-- START Material for this task --
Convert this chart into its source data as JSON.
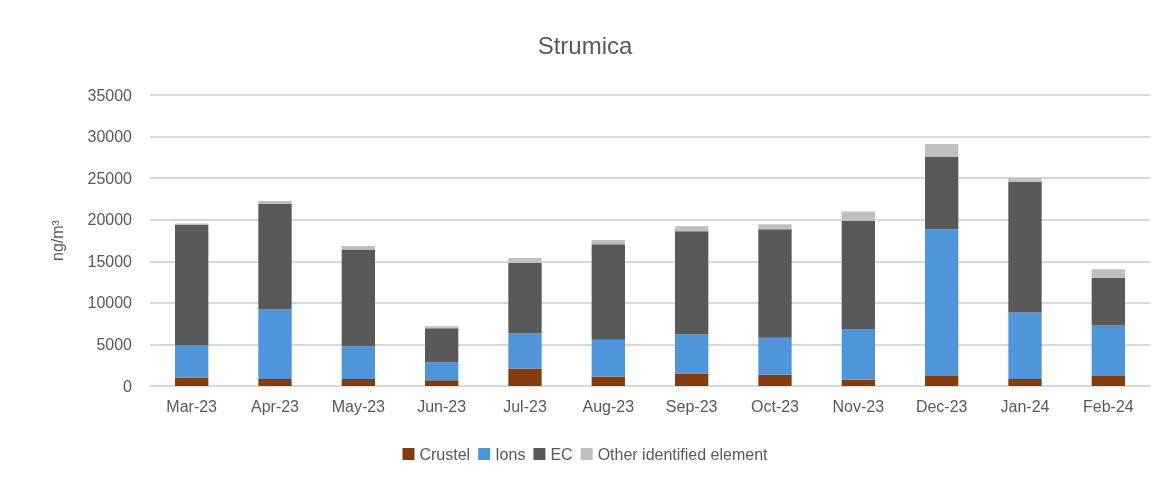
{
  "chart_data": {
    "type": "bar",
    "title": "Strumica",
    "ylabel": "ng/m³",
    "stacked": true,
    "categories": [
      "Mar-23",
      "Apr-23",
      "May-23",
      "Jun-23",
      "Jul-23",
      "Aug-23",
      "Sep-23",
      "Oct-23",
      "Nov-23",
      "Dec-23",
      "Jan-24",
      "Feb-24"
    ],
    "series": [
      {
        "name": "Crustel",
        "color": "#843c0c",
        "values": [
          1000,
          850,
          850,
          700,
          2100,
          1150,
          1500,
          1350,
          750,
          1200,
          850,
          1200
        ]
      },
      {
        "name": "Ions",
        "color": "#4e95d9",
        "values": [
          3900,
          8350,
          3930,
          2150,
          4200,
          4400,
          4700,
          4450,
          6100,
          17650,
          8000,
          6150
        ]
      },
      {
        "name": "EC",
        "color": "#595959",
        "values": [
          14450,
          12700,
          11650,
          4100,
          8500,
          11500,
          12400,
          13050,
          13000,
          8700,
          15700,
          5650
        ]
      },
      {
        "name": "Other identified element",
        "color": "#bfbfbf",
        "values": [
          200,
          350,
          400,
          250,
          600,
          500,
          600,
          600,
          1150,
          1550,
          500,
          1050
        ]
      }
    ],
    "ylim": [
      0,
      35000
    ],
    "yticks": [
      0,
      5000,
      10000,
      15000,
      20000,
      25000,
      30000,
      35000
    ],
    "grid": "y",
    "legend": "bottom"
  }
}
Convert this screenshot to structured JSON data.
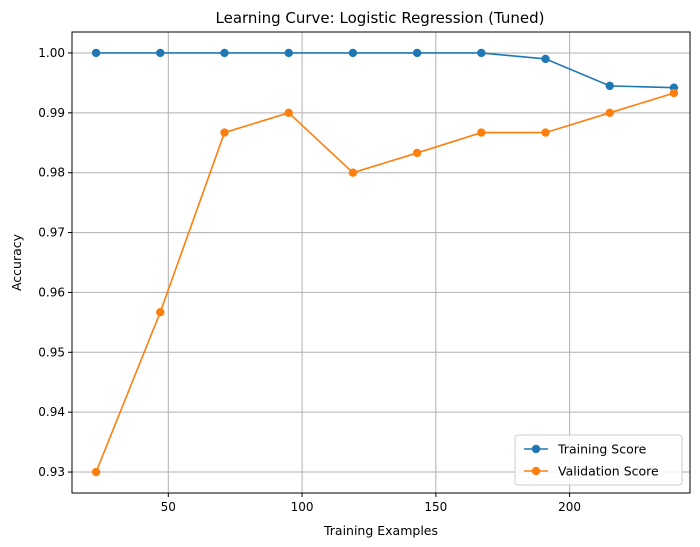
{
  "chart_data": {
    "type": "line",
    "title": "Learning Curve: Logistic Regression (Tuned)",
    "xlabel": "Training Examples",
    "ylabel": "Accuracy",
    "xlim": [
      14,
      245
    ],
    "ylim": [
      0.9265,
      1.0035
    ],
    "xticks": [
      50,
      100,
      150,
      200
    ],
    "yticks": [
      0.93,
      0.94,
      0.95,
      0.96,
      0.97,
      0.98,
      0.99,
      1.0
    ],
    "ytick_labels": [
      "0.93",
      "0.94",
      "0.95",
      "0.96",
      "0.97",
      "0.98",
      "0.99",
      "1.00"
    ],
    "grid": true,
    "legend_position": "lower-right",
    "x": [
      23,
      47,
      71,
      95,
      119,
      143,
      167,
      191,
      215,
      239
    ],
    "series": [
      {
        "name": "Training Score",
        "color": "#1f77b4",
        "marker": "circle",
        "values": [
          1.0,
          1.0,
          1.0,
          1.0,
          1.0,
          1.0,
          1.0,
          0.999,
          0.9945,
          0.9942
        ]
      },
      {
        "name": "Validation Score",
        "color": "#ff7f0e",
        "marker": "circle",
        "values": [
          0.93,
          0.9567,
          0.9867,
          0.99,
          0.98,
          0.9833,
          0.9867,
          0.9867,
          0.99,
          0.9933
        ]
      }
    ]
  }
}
-- END Material for this task --
Goal -
Pictures in the records above are left out; print everything else exactly as written.

Result for this exercise -
Convert this chart into its source data as JSON.
{
  "chart_data": {
    "type": "bar",
    "title": "Strumica",
    "ylabel": "ng/m³",
    "stacked": true,
    "categories": [
      "Mar-23",
      "Apr-23",
      "May-23",
      "Jun-23",
      "Jul-23",
      "Aug-23",
      "Sep-23",
      "Oct-23",
      "Nov-23",
      "Dec-23",
      "Jan-24",
      "Feb-24"
    ],
    "series": [
      {
        "name": "Crustel",
        "color": "#843c0c",
        "values": [
          1000,
          850,
          850,
          700,
          2100,
          1150,
          1500,
          1350,
          750,
          1200,
          850,
          1200
        ]
      },
      {
        "name": "Ions",
        "color": "#4e95d9",
        "values": [
          3900,
          8350,
          3930,
          2150,
          4200,
          4400,
          4700,
          4450,
          6100,
          17650,
          8000,
          6150
        ]
      },
      {
        "name": "EC",
        "color": "#595959",
        "values": [
          14450,
          12700,
          11650,
          4100,
          8500,
          11500,
          12400,
          13050,
          13000,
          8700,
          15700,
          5650
        ]
      },
      {
        "name": "Other identified element",
        "color": "#bfbfbf",
        "values": [
          200,
          350,
          400,
          250,
          600,
          500,
          600,
          600,
          1150,
          1550,
          500,
          1050
        ]
      }
    ],
    "ylim": [
      0,
      35000
    ],
    "yticks": [
      0,
      5000,
      10000,
      15000,
      20000,
      25000,
      30000,
      35000
    ],
    "grid": "y",
    "legend": "bottom"
  }
}
Convert this screenshot to structured JSON data.
{
  "chart_data": {
    "type": "line",
    "title": "Learning Curve: Logistic Regression (Tuned)",
    "xlabel": "Training Examples",
    "ylabel": "Accuracy",
    "xlim": [
      14,
      245
    ],
    "ylim": [
      0.9265,
      1.0035
    ],
    "xticks": [
      50,
      100,
      150,
      200
    ],
    "yticks": [
      0.93,
      0.94,
      0.95,
      0.96,
      0.97,
      0.98,
      0.99,
      1.0
    ],
    "ytick_labels": [
      "0.93",
      "0.94",
      "0.95",
      "0.96",
      "0.97",
      "0.98",
      "0.99",
      "1.00"
    ],
    "grid": true,
    "legend_position": "lower-right",
    "x": [
      23,
      47,
      71,
      95,
      119,
      143,
      167,
      191,
      215,
      239
    ],
    "series": [
      {
        "name": "Training Score",
        "color": "#1f77b4",
        "marker": "circle",
        "values": [
          1.0,
          1.0,
          1.0,
          1.0,
          1.0,
          1.0,
          1.0,
          0.999,
          0.9945,
          0.9942
        ]
      },
      {
        "name": "Validation Score",
        "color": "#ff7f0e",
        "marker": "circle",
        "values": [
          0.93,
          0.9567,
          0.9867,
          0.99,
          0.98,
          0.9833,
          0.9867,
          0.9867,
          0.99,
          0.9933
        ]
      }
    ]
  }
}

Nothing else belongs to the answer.